** Exercise description **
Tally up how many lines in the listing below contain the string "this", and give only the total.

** Extracted data **
•••••

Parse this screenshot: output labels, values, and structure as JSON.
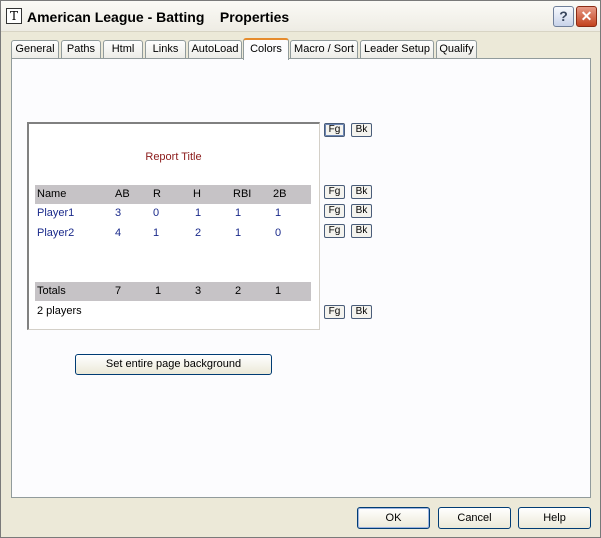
{
  "window": {
    "title": "American League - Batting    Properties",
    "icon_letter": "T",
    "help_glyph": "?",
    "close_glyph": "✕"
  },
  "tabs": [
    {
      "label": "General"
    },
    {
      "label": "Paths"
    },
    {
      "label": "Html"
    },
    {
      "label": "Links"
    },
    {
      "label": "AutoLoad"
    },
    {
      "label": "Colors",
      "active": true
    },
    {
      "label": "Macro / Sort"
    },
    {
      "label": "Leader Setup"
    },
    {
      "label": "Qualify"
    }
  ],
  "preview": {
    "report_title": "Report Title",
    "header": [
      "Name",
      "AB",
      "R",
      "H",
      "RBI",
      "2B"
    ],
    "rows": [
      [
        "Player1",
        "3",
        "0",
        "1",
        "1",
        "1"
      ],
      [
        "Player2",
        "4",
        "1",
        "2",
        "1",
        "0"
      ]
    ],
    "totals": [
      "Totals",
      "7",
      "1",
      "3",
      "2",
      "1"
    ],
    "footer": "2 players"
  },
  "color_buttons": {
    "fg": "Fg",
    "bk": "Bk"
  },
  "set_background_label": "Set entire page background",
  "buttons": {
    "ok": "OK",
    "cancel": "Cancel",
    "help": "Help"
  },
  "colors": {
    "report_title": "#8b1a1a",
    "player_text": "#1a2a8b",
    "grey_band": "#c6c3c6",
    "active_tab_accent": "#e68b2c"
  }
}
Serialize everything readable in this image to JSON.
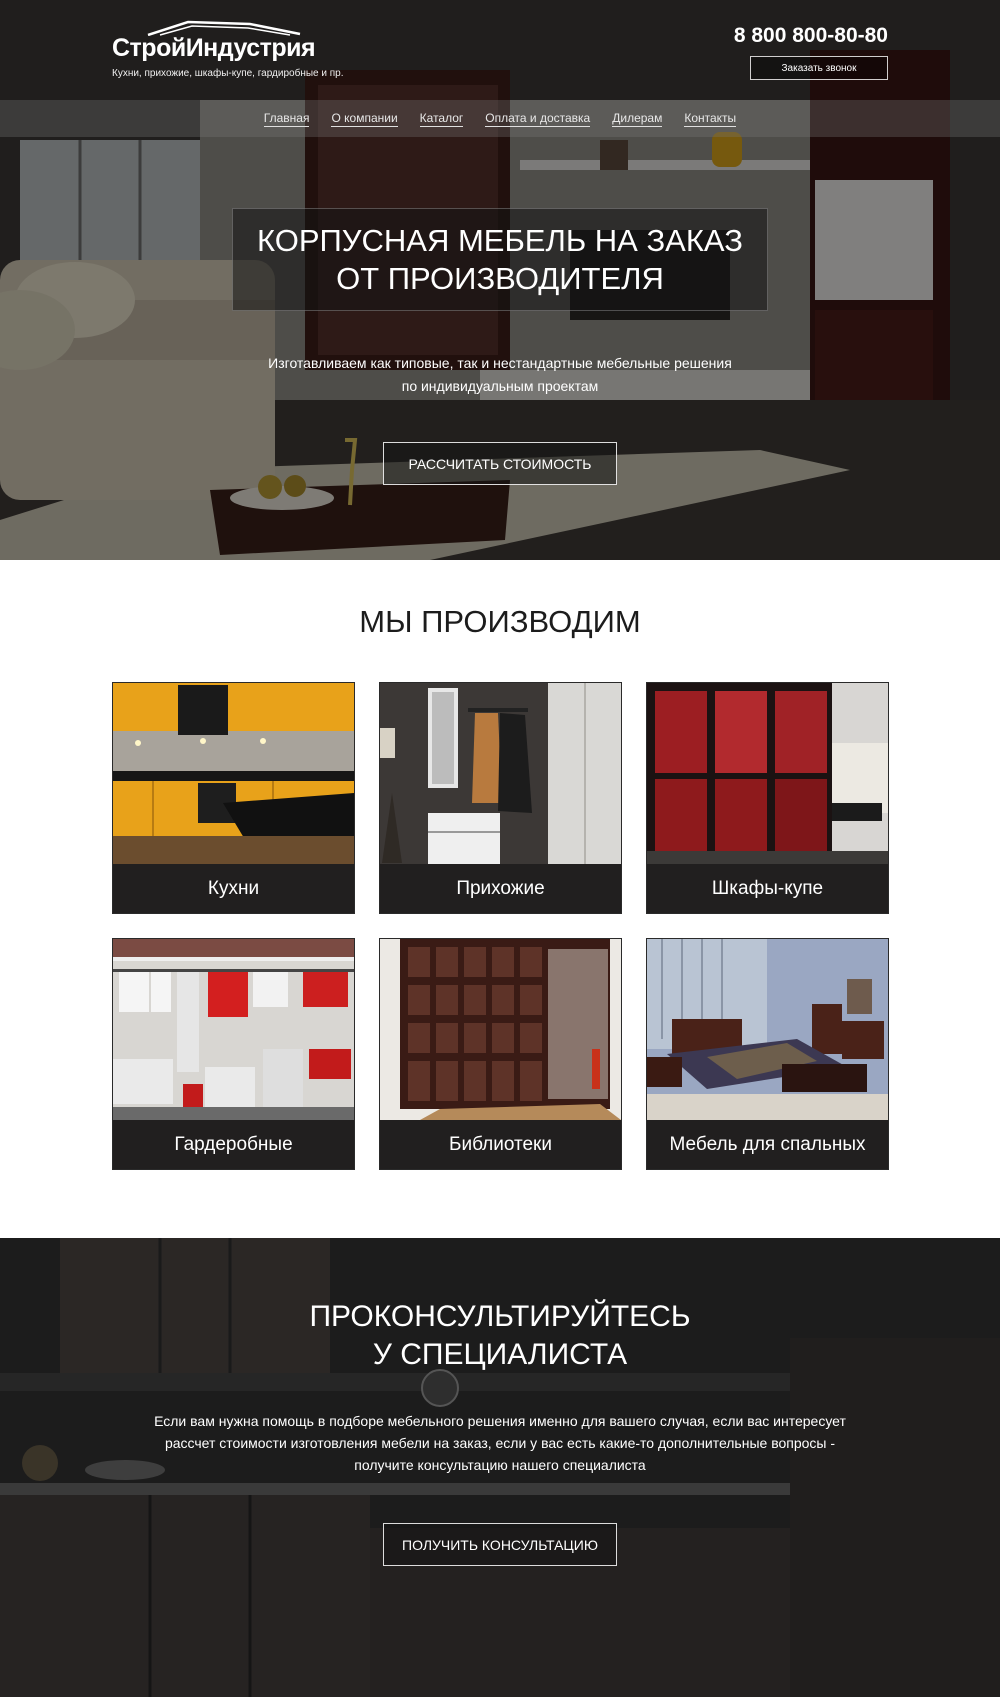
{
  "header": {
    "logo_name": "СтройИндустрия",
    "logo_tagline": "Кухни, прихожие, шкафы-купе, гардиробные и пр.",
    "phone": "8 800 800-80-80",
    "callback_label": "Заказать звонок"
  },
  "nav": {
    "items": [
      "Главная",
      "О компании",
      "Каталог",
      "Оплата и доставка",
      "Дилерам",
      "Контакты"
    ]
  },
  "hero": {
    "title_line1": "КОРПУСНАЯ МЕБЕЛЬ НА ЗАКАЗ",
    "title_line2": "ОТ ПРОИЗВОДИТЕЛЯ",
    "subtitle_line1": "Изготавливаем как типовые, так и нестандартные мебельные решения",
    "subtitle_line2": "по индивидуальным проектам",
    "cta_label": "РАССЧИТАТЬ СТОИМОСТЬ"
  },
  "products": {
    "title": "МЫ ПРОИЗВОДИМ",
    "items": [
      {
        "label": "Кухни"
      },
      {
        "label": "Прихожие"
      },
      {
        "label": "Шкафы-купе"
      },
      {
        "label": "Гардеробные"
      },
      {
        "label": "Библиотеки"
      },
      {
        "label": "Мебель для спальных"
      }
    ]
  },
  "consult": {
    "title_line1": "ПРОКОНСУЛЬТИРУЙТЕСЬ",
    "title_line2": "У СПЕЦИАЛИСТА",
    "text_line1": "Если вам нужна помощь в подборе мебельного решения именно для вашего случая, если вас интересует",
    "text_line2": "рассчет стоимости изготовления мебели на заказ, если у вас есть какие-то дополнительные вопросы -",
    "text_line3": "получите консультацию нашего специалиста",
    "cta_label": "ПОЛУЧИТЬ КОНСУЛЬТАЦИЮ"
  },
  "colors": {
    "dark": "#211f1f",
    "kitchen_accent": "#e8a21a",
    "wardrobe_accent": "#8e1a1c"
  }
}
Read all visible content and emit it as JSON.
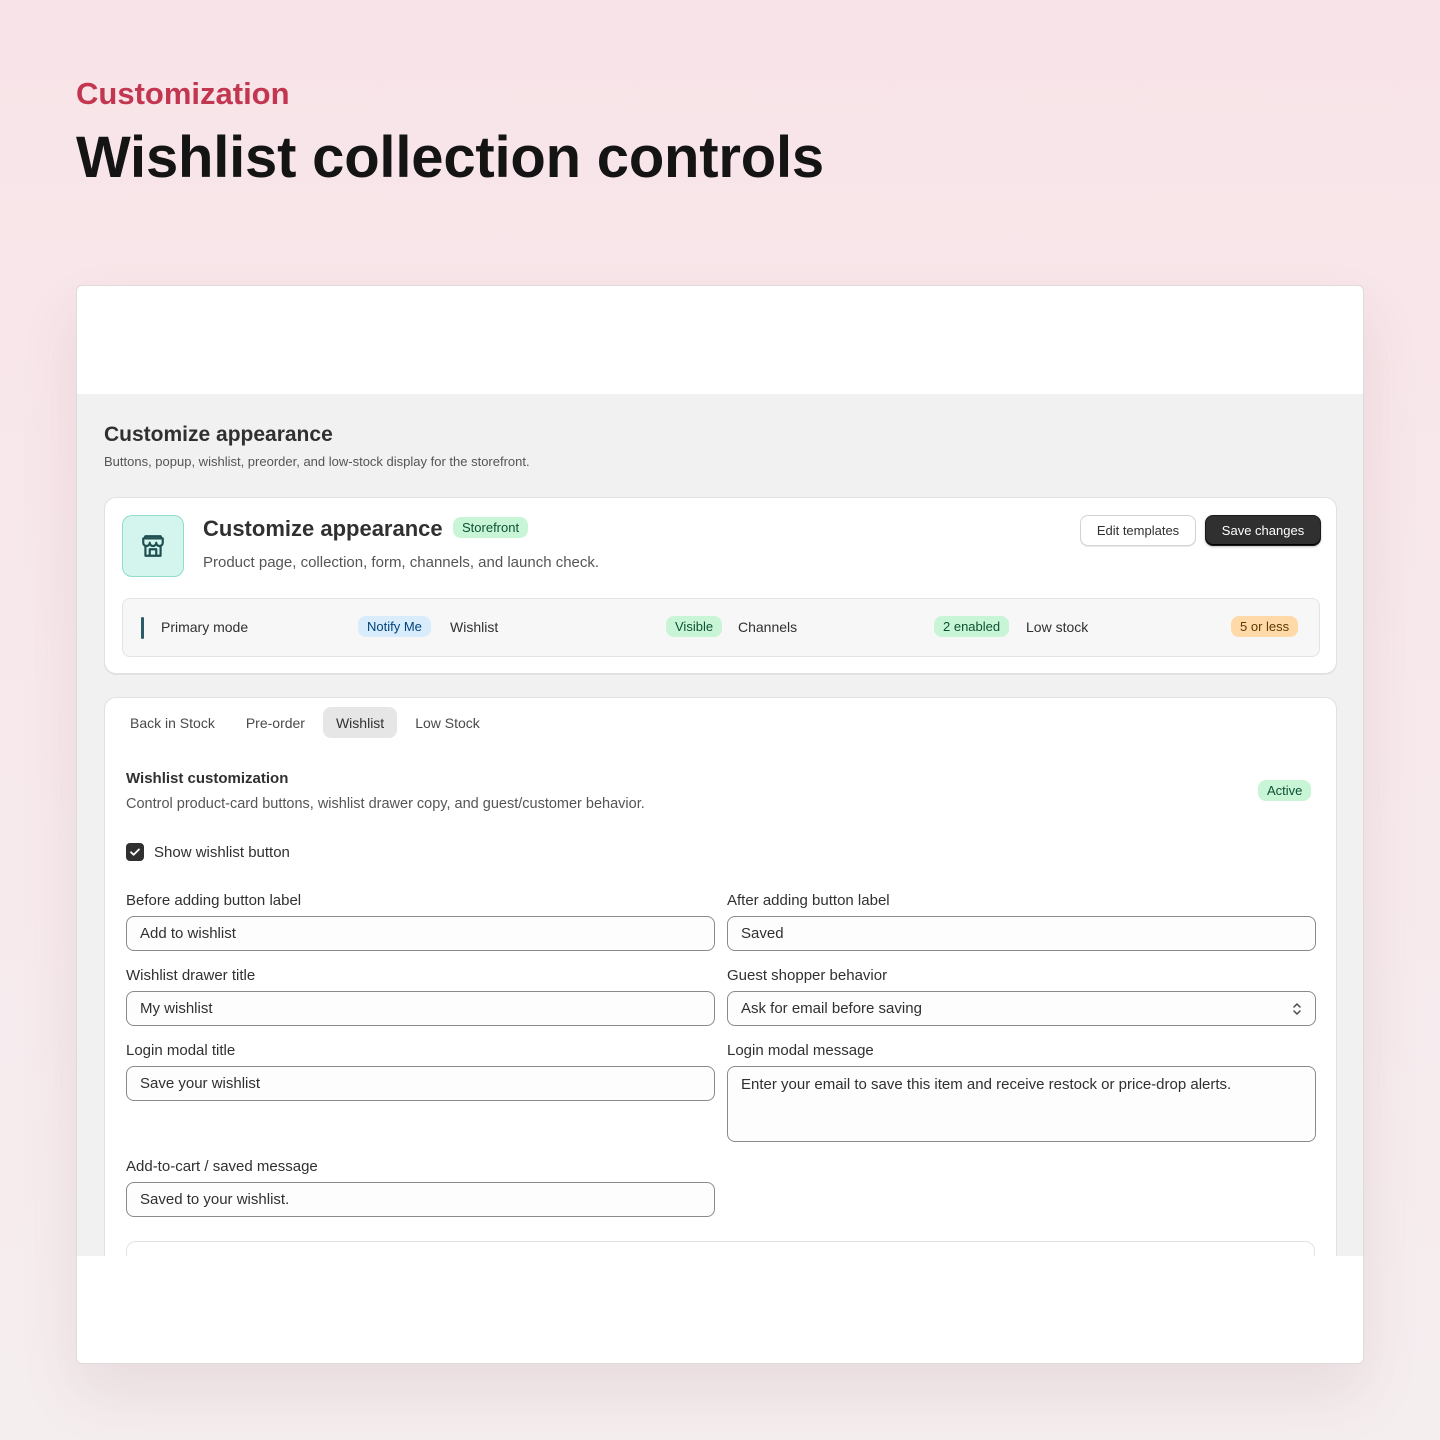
{
  "hero": {
    "eyebrow": "Customization",
    "headline": "Wishlist collection controls"
  },
  "page": {
    "title": "Customize appearance",
    "subtitle": "Buttons, popup, wishlist, preorder, and low-stock display for the storefront."
  },
  "header_card": {
    "icon": "store-icon",
    "title": "Customize appearance",
    "badge": "Storefront",
    "description": "Product page, collection, form, channels, and launch check.",
    "edit_button": "Edit templates",
    "save_button": "Save changes"
  },
  "summary": {
    "items": [
      {
        "label": "Primary mode",
        "badge": "Notify Me",
        "tone": "blue"
      },
      {
        "label": "Wishlist",
        "badge": "Visible",
        "tone": "green"
      },
      {
        "label": "Channels",
        "badge": "2 enabled",
        "tone": "green"
      },
      {
        "label": "Low stock",
        "badge": "5 or less",
        "tone": "orange"
      }
    ]
  },
  "tabs": [
    {
      "label": "Back in Stock",
      "active": false
    },
    {
      "label": "Pre-order",
      "active": false
    },
    {
      "label": "Wishlist",
      "active": true
    },
    {
      "label": "Low Stock",
      "active": false
    }
  ],
  "section": {
    "title": "Wishlist customization",
    "description": "Control product-card buttons, wishlist drawer copy, and guest/customer behavior.",
    "status": "Active",
    "checkbox_label": "Show wishlist button",
    "checkbox_checked": true
  },
  "fields": {
    "before_label": {
      "label": "Before adding button label",
      "value": "Add to wishlist"
    },
    "after_label": {
      "label": "After adding button label",
      "value": "Saved"
    },
    "drawer_title": {
      "label": "Wishlist drawer title",
      "value": "My wishlist"
    },
    "guest_behavior": {
      "label": "Guest shopper behavior",
      "value": "Ask for email before saving"
    },
    "login_title": {
      "label": "Login modal title",
      "value": "Save your wishlist"
    },
    "login_message": {
      "label": "Login modal message",
      "value": "Enter your email to save this item and receive restock or price-drop alerts."
    },
    "saved_message": {
      "label": "Add-to-cart / saved message",
      "value": "Saved to your wishlist."
    }
  },
  "colors": {
    "accent": "#c2364f",
    "primary_button": "#303030",
    "success_badge": "#c8f5d6",
    "info_badge": "#d8ecfc",
    "warning_badge": "#ffd9a8"
  }
}
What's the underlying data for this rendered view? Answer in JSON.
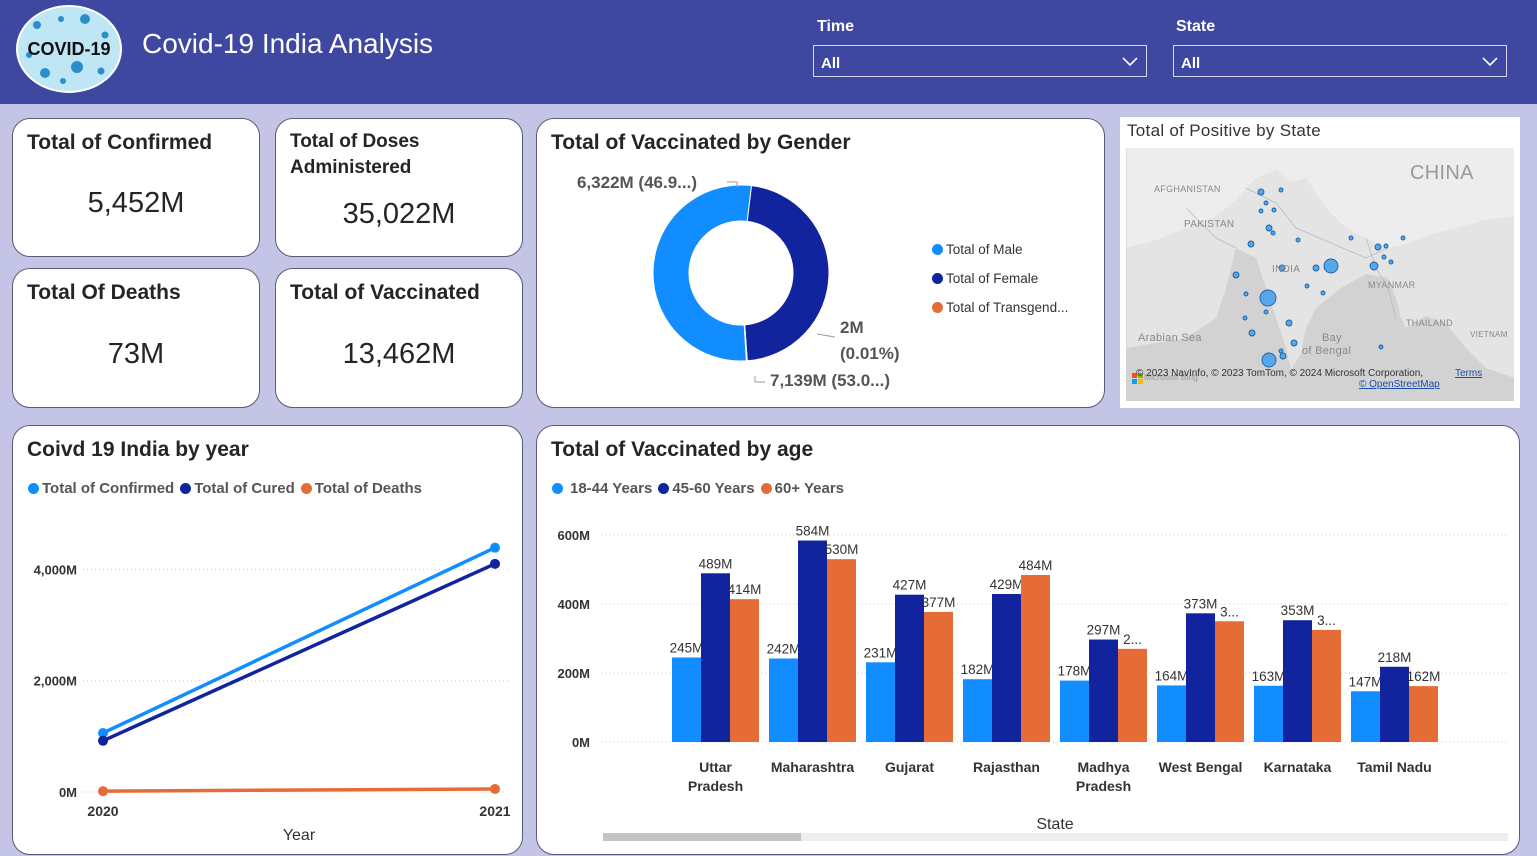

•••••

** Written response **
4